BRIEF - Can you write out all of the material below, word for word?

DATA FOR PROCESSING -
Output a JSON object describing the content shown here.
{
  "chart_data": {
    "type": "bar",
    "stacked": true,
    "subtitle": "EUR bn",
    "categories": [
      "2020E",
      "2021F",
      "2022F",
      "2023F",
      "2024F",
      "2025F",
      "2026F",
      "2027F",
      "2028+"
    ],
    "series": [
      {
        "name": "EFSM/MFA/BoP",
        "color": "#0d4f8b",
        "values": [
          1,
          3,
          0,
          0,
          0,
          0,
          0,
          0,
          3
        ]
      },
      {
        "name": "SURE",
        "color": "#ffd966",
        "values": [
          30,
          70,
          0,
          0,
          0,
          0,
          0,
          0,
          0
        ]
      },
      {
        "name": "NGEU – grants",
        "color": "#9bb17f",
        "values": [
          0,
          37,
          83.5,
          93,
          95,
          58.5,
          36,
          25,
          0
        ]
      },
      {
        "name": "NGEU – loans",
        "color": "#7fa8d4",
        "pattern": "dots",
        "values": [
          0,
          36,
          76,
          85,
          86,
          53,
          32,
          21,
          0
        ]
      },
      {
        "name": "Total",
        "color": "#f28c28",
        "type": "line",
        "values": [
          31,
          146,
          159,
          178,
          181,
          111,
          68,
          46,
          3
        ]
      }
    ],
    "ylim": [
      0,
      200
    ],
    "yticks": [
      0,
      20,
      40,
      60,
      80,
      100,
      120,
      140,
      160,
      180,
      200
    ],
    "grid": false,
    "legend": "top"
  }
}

TASK OUTPUT -
Output a JSON object describing the content shown here.
{
  "chart_data": {
    "type": "bar",
    "stacked": true,
    "subtitle": "EUR bn",
    "categories": [
      "2020E",
      "2021F",
      "2022F",
      "2023F",
      "2024F",
      "2025F",
      "2026F",
      "2027F",
      "2028+"
    ],
    "series": [
      {
        "name": "EFSM/MFA/BoP",
        "color": "#0d4f8b",
        "values": [
          1,
          3,
          0,
          0,
          0,
          0,
          0,
          0,
          3
        ]
      },
      {
        "name": "SURE",
        "color": "#ffd966",
        "values": [
          30,
          70,
          0,
          0,
          0,
          0,
          0,
          0,
          0
        ]
      },
      {
        "name": "NGEU – grants",
        "color": "#9bb17f",
        "values": [
          0,
          37,
          83.5,
          93,
          95,
          58.5,
          36,
          25,
          0
        ]
      },
      {
        "name": "NGEU – loans",
        "color": "#7fa8d4",
        "pattern": "dots",
        "values": [
          0,
          36,
          76,
          85,
          86,
          53,
          32,
          21,
          0
        ]
      },
      {
        "name": "Total",
        "color": "#f28c28",
        "type": "line",
        "values": [
          31,
          146,
          159,
          178,
          181,
          111,
          68,
          46,
          3
        ]
      }
    ],
    "ylim": [
      0,
      200
    ],
    "yticks": [
      0,
      20,
      40,
      60,
      80,
      100,
      120,
      140,
      160,
      180,
      200
    ],
    "grid": false,
    "legend": "top"
  }
}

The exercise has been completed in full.